# [PROBLEM DETAILS]
List each line of the data that holds the string "highlight".

# [EXTRACTED DATA]
________________________

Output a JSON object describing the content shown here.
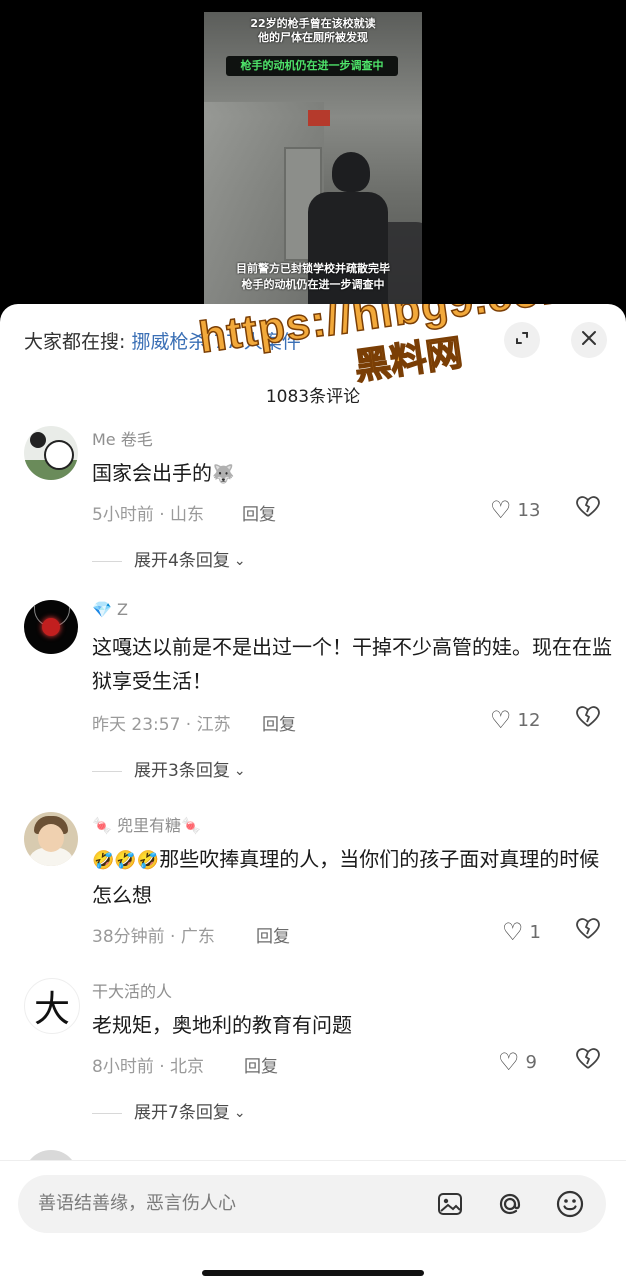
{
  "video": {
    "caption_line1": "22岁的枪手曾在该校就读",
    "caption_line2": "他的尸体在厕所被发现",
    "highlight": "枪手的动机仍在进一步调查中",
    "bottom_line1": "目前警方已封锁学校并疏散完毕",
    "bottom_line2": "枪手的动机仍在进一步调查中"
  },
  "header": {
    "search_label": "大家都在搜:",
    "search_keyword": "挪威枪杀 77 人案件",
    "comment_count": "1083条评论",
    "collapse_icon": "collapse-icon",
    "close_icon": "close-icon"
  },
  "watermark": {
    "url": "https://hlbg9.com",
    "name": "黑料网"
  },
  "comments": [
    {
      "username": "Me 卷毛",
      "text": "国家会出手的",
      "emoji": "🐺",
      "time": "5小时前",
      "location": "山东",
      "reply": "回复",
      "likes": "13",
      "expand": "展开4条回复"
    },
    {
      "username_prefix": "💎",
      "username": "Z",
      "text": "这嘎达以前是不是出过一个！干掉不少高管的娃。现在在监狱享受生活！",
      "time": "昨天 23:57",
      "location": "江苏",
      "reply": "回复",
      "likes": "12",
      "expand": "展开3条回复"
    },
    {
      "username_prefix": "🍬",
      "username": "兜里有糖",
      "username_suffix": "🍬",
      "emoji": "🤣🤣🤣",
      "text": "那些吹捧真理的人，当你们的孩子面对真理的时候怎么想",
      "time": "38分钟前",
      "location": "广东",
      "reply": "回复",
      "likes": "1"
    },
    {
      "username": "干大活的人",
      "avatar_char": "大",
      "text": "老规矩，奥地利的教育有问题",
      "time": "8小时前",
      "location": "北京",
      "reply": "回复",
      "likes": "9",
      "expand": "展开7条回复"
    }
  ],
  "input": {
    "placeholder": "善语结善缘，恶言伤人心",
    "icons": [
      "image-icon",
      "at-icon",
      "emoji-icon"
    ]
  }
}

________________________

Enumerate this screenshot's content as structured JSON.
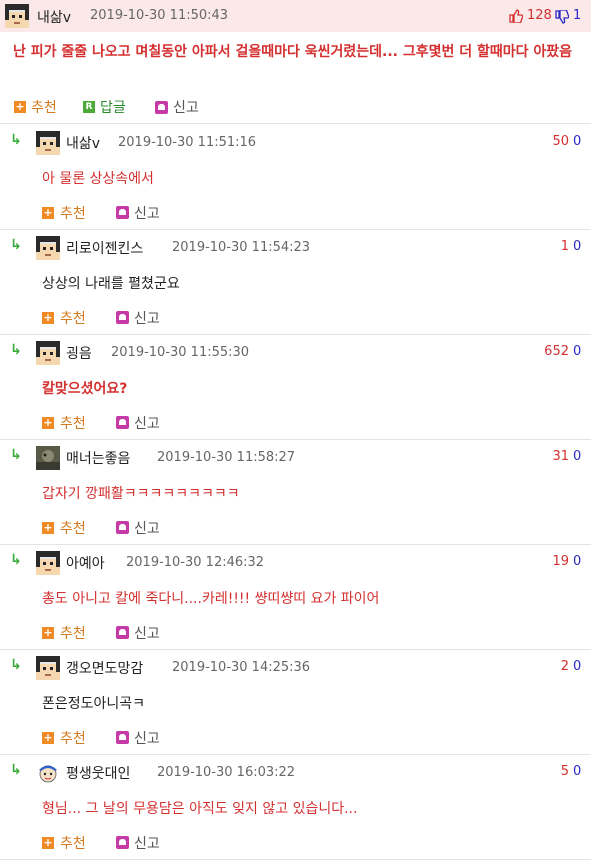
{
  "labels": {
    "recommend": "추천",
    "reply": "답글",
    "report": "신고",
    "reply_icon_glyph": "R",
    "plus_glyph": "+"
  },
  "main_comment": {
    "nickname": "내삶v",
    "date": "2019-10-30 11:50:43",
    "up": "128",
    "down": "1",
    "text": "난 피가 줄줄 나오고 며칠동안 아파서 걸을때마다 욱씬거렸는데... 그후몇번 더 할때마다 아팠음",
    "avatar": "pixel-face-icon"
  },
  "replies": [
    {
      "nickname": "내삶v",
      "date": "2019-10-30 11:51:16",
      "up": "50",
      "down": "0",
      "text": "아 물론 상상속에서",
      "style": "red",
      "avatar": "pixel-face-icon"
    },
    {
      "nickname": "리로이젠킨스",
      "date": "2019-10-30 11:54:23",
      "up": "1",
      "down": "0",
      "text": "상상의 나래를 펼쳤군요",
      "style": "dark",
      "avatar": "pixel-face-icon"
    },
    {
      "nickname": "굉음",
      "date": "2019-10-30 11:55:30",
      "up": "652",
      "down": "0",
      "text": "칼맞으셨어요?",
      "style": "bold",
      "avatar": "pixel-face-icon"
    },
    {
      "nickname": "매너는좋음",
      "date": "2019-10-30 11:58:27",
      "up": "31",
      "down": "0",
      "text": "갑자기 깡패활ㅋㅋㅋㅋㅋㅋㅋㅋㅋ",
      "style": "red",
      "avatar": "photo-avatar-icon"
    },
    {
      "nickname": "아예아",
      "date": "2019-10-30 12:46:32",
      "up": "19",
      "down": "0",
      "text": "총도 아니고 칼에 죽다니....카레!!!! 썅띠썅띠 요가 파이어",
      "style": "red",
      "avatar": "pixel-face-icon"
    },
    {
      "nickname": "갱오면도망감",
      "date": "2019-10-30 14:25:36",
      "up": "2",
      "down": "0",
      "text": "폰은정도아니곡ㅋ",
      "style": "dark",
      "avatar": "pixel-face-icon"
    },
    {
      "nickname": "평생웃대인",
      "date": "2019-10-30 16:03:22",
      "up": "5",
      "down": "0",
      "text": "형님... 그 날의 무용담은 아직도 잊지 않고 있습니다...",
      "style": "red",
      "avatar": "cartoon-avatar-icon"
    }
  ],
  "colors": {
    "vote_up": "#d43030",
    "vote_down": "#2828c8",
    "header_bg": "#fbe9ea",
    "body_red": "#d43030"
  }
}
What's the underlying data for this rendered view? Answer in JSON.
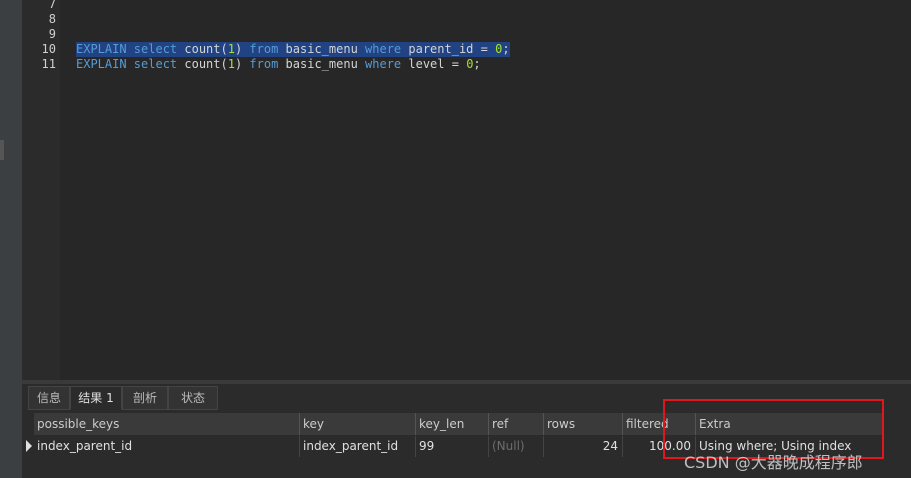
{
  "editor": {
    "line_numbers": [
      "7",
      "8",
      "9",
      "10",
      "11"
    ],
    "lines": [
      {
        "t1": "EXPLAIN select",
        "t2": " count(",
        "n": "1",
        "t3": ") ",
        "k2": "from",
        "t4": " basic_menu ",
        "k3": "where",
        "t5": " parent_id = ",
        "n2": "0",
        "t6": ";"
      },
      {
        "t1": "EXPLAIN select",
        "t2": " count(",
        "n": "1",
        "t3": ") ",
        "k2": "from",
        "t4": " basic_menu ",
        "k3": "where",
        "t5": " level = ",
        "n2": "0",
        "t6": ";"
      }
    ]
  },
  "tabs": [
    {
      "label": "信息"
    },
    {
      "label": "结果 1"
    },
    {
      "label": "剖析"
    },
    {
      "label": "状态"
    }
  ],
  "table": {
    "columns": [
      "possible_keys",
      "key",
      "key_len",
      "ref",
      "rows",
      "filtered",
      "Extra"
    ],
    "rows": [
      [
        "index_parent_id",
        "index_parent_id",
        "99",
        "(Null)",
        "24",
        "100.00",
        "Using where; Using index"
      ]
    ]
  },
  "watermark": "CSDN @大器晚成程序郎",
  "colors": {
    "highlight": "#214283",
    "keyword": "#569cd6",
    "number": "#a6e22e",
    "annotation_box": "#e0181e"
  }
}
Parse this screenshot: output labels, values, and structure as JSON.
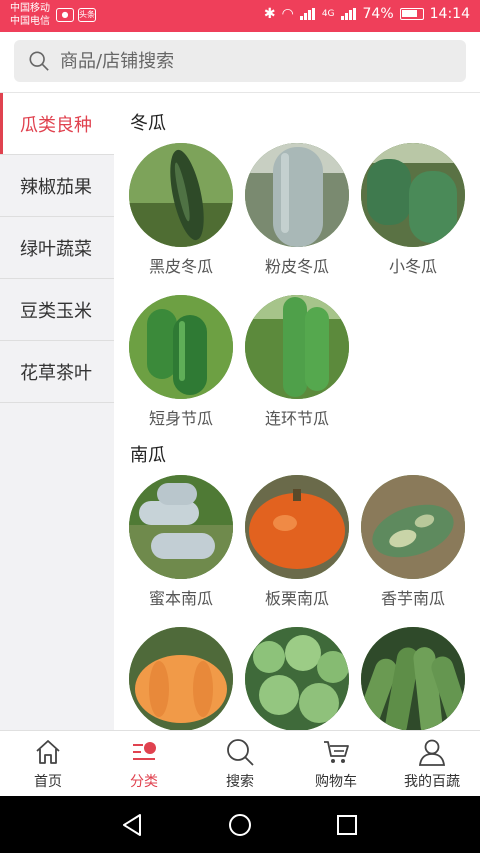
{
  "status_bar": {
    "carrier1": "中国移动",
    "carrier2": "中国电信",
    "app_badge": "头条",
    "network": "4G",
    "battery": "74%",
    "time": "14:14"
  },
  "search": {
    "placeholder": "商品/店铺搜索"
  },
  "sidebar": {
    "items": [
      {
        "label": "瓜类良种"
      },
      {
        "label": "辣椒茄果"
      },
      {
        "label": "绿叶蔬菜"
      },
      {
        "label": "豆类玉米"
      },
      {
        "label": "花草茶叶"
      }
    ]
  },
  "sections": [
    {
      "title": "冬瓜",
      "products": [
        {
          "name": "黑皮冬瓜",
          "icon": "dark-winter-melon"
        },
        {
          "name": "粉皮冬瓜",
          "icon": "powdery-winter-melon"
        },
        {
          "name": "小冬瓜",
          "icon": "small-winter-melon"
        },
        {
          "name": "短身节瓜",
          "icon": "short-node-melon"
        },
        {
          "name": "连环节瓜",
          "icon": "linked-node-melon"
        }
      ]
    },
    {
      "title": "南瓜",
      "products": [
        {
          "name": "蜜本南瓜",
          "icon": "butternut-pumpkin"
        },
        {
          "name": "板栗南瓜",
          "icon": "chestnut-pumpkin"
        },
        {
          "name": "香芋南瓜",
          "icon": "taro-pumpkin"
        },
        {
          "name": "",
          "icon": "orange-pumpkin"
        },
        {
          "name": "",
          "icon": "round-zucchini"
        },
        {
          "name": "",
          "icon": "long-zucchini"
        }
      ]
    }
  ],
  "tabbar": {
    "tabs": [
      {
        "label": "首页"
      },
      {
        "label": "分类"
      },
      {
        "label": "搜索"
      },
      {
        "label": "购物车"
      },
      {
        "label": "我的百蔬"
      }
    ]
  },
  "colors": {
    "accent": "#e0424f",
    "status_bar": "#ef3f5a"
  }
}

________________________

# [FINISHED ANSWER]
    "highlight": "枪手的动机仍在进一步调查中",
    "highlight": "#214283",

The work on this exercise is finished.